━━ Data for the task ━━

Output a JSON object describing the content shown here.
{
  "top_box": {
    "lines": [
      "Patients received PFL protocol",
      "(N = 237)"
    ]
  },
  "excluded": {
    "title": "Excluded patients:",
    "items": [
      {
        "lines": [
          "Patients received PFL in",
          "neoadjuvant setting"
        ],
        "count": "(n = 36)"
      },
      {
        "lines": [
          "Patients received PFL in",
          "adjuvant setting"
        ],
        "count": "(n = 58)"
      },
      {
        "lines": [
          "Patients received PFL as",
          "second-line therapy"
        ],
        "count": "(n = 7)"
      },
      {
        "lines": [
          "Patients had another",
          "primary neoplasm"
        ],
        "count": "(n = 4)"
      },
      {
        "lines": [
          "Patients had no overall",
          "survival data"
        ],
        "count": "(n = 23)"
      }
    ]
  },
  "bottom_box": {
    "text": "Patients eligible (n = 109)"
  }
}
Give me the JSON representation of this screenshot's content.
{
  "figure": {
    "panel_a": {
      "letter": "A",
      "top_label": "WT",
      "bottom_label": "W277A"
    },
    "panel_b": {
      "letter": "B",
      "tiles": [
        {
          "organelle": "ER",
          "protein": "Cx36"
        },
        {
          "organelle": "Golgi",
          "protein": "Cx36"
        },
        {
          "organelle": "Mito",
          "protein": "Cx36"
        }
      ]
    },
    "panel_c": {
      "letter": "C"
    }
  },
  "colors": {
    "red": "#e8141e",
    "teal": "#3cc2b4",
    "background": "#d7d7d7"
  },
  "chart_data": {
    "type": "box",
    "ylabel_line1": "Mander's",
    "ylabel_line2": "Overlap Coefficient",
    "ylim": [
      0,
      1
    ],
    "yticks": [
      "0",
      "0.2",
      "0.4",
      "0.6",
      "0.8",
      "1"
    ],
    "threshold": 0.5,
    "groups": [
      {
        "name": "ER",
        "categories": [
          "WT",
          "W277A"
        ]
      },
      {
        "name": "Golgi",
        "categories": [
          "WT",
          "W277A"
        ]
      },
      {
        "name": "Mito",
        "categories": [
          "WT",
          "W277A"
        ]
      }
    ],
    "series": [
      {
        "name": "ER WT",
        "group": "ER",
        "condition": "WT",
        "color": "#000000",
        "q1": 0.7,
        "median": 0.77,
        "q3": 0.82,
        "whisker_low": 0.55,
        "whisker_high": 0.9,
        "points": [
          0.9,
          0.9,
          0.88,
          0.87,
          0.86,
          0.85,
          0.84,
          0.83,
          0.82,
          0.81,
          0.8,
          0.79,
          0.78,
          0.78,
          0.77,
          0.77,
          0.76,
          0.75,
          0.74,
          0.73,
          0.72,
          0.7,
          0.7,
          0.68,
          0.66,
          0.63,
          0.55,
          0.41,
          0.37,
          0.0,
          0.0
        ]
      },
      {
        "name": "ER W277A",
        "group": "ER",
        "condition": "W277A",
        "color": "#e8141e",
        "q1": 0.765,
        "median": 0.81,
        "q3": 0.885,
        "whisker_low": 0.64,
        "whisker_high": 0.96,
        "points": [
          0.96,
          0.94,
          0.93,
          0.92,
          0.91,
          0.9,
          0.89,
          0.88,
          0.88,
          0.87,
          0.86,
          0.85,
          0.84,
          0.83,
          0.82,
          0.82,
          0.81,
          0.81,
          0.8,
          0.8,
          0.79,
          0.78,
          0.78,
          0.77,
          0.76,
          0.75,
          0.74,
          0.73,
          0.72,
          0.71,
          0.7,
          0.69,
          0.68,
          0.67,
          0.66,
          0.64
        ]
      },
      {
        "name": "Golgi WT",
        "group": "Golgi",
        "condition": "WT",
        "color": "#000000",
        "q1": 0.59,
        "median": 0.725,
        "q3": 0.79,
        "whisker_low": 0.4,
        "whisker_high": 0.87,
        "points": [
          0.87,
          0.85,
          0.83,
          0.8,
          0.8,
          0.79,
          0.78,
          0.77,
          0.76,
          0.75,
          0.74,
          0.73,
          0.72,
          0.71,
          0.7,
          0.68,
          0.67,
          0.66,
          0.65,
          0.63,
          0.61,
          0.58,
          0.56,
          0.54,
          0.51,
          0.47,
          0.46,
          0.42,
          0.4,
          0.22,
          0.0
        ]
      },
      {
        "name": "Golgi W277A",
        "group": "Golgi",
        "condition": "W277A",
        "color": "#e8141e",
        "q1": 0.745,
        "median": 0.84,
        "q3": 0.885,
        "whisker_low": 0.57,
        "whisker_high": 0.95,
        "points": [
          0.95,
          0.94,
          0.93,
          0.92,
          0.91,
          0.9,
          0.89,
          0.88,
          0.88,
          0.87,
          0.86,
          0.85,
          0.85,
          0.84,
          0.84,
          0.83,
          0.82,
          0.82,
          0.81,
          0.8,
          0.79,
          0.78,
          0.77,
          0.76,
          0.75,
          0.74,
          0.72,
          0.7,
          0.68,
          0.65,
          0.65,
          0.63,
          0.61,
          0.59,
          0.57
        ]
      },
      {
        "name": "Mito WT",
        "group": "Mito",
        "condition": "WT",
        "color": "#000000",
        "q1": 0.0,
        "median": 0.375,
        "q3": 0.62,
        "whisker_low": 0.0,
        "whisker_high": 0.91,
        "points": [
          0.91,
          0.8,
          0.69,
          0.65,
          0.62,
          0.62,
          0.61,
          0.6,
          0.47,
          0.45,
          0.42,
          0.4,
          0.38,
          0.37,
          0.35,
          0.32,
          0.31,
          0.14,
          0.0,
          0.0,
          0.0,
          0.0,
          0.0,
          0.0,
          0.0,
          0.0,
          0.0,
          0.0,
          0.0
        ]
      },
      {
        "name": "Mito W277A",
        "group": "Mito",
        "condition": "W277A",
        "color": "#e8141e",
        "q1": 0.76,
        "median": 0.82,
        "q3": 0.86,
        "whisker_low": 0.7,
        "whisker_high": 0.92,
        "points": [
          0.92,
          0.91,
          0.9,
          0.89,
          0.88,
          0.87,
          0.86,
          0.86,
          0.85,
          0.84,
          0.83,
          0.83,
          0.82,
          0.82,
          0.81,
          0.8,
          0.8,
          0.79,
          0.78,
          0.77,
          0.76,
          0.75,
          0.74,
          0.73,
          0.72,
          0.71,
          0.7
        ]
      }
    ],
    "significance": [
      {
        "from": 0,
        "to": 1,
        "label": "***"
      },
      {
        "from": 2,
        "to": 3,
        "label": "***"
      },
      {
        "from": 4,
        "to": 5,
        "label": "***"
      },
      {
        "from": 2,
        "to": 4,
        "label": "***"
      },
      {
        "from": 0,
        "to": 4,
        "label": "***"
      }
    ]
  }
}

━━━

- [Problem description]
Your task is to retype the records above exactly.

- [Your response]
Output a JSON object describing the content shown here.
{
  "top_box": {
    "lines": [
      "Patients received PFL protocol",
      "(N = 237)"
    ]
  },
  "excluded": {
    "title": "Excluded patients:",
    "items": [
      {
        "lines": [
          "Patients received PFL in",
          "neoadjuvant setting"
        ],
        "count": "(n = 36)"
      },
      {
        "lines": [
          "Patients received PFL in",
          "adjuvant setting"
        ],
        "count": "(n = 58)"
      },
      {
        "lines": [
          "Patients received PFL as",
          "second-line therapy"
        ],
        "count": "(n = 7)"
      },
      {
        "lines": [
          "Patients had another",
          "primary neoplasm"
        ],
        "count": "(n = 4)"
      },
      {
        "lines": [
          "Patients had no overall",
          "survival data"
        ],
        "count": "(n = 23)"
      }
    ]
  },
  "bottom_box": {
    "text": "Patients eligible (n = 109)"
  }
}
Give me the JSON representation of this screenshot's content.
{
  "figure": {
    "panel_a": {
      "letter": "A",
      "top_label": "WT",
      "bottom_label": "W277A"
    },
    "panel_b": {
      "letter": "B",
      "tiles": [
        {
          "organelle": "ER",
          "protein": "Cx36"
        },
        {
          "organelle": "Golgi",
          "protein": "Cx36"
        },
        {
          "organelle": "Mito",
          "protein": "Cx36"
        }
      ]
    },
    "panel_c": {
      "letter": "C"
    }
  },
  "colors": {
    "red": "#e8141e",
    "teal": "#3cc2b4",
    "background": "#d7d7d7"
  },
  "chart_data": {
    "type": "box",
    "ylabel_line1": "Mander's",
    "ylabel_line2": "Overlap Coefficient",
    "ylim": [
      0,
      1
    ],
    "yticks": [
      "0",
      "0.2",
      "0.4",
      "0.6",
      "0.8",
      "1"
    ],
    "threshold": 0.5,
    "groups": [
      {
        "name": "ER",
        "categories": [
          "WT",
          "W277A"
        ]
      },
      {
        "name": "Golgi",
        "categories": [
          "WT",
          "W277A"
        ]
      },
      {
        "name": "Mito",
        "categories": [
          "WT",
          "W277A"
        ]
      }
    ],
    "series": [
      {
        "name": "ER WT",
        "group": "ER",
        "condition": "WT",
        "color": "#000000",
        "q1": 0.7,
        "median": 0.77,
        "q3": 0.82,
        "whisker_low": 0.55,
        "whisker_high": 0.9,
        "points": [
          0.9,
          0.9,
          0.88,
          0.87,
          0.86,
          0.85,
          0.84,
          0.83,
          0.82,
          0.81,
          0.8,
          0.79,
          0.78,
          0.78,
          0.77,
          0.77,
          0.76,
          0.75,
          0.74,
          0.73,
          0.72,
          0.7,
          0.7,
          0.68,
          0.66,
          0.63,
          0.55,
          0.41,
          0.37,
          0.0,
          0.0
        ]
      },
      {
        "name": "ER W277A",
        "group": "ER",
        "condition": "W277A",
        "color": "#e8141e",
        "q1": 0.765,
        "median": 0.81,
        "q3": 0.885,
        "whisker_low": 0.64,
        "whisker_high": 0.96,
        "points": [
          0.96,
          0.94,
          0.93,
          0.92,
          0.91,
          0.9,
          0.89,
          0.88,
          0.88,
          0.87,
          0.86,
          0.85,
          0.84,
          0.83,
          0.82,
          0.82,
          0.81,
          0.81,
          0.8,
          0.8,
          0.79,
          0.78,
          0.78,
          0.77,
          0.76,
          0.75,
          0.74,
          0.73,
          0.72,
          0.71,
          0.7,
          0.69,
          0.68,
          0.67,
          0.66,
          0.64
        ]
      },
      {
        "name": "Golgi WT",
        "group": "Golgi",
        "condition": "WT",
        "color": "#000000",
        "q1": 0.59,
        "median": 0.725,
        "q3": 0.79,
        "whisker_low": 0.4,
        "whisker_high": 0.87,
        "points": [
          0.87,
          0.85,
          0.83,
          0.8,
          0.8,
          0.79,
          0.78,
          0.77,
          0.76,
          0.75,
          0.74,
          0.73,
          0.72,
          0.71,
          0.7,
          0.68,
          0.67,
          0.66,
          0.65,
          0.63,
          0.61,
          0.58,
          0.56,
          0.54,
          0.51,
          0.47,
          0.46,
          0.42,
          0.4,
          0.22,
          0.0
        ]
      },
      {
        "name": "Golgi W277A",
        "group": "Golgi",
        "condition": "W277A",
        "color": "#e8141e",
        "q1": 0.745,
        "median": 0.84,
        "q3": 0.885,
        "whisker_low": 0.57,
        "whisker_high": 0.95,
        "points": [
          0.95,
          0.94,
          0.93,
          0.92,
          0.91,
          0.9,
          0.89,
          0.88,
          0.88,
          0.87,
          0.86,
          0.85,
          0.85,
          0.84,
          0.84,
          0.83,
          0.82,
          0.82,
          0.81,
          0.8,
          0.79,
          0.78,
          0.77,
          0.76,
          0.75,
          0.74,
          0.72,
          0.7,
          0.68,
          0.65,
          0.65,
          0.63,
          0.61,
          0.59,
          0.57
        ]
      },
      {
        "name": "Mito WT",
        "group": "Mito",
        "condition": "WT",
        "color": "#000000",
        "q1": 0.0,
        "median": 0.375,
        "q3": 0.62,
        "whisker_low": 0.0,
        "whisker_high": 0.91,
        "points": [
          0.91,
          0.8,
          0.69,
          0.65,
          0.62,
          0.62,
          0.61,
          0.6,
          0.47,
          0.45,
          0.42,
          0.4,
          0.38,
          0.37,
          0.35,
          0.32,
          0.31,
          0.14,
          0.0,
          0.0,
          0.0,
          0.0,
          0.0,
          0.0,
          0.0,
          0.0,
          0.0,
          0.0,
          0.0
        ]
      },
      {
        "name": "Mito W277A",
        "group": "Mito",
        "condition": "W277A",
        "color": "#e8141e",
        "q1": 0.76,
        "median": 0.82,
        "q3": 0.86,
        "whisker_low": 0.7,
        "whisker_high": 0.92,
        "points": [
          0.92,
          0.91,
          0.9,
          0.89,
          0.88,
          0.87,
          0.86,
          0.86,
          0.85,
          0.84,
          0.83,
          0.83,
          0.82,
          0.82,
          0.81,
          0.8,
          0.8,
          0.79,
          0.78,
          0.77,
          0.76,
          0.75,
          0.74,
          0.73,
          0.72,
          0.71,
          0.7
        ]
      }
    ],
    "significance": [
      {
        "from": 0,
        "to": 1,
        "label": "***"
      },
      {
        "from": 2,
        "to": 3,
        "label": "***"
      },
      {
        "from": 4,
        "to": 5,
        "label": "***"
      },
      {
        "from": 2,
        "to": 4,
        "label": "***"
      },
      {
        "from": 0,
        "to": 4,
        "label": "***"
      }
    ]
  }
}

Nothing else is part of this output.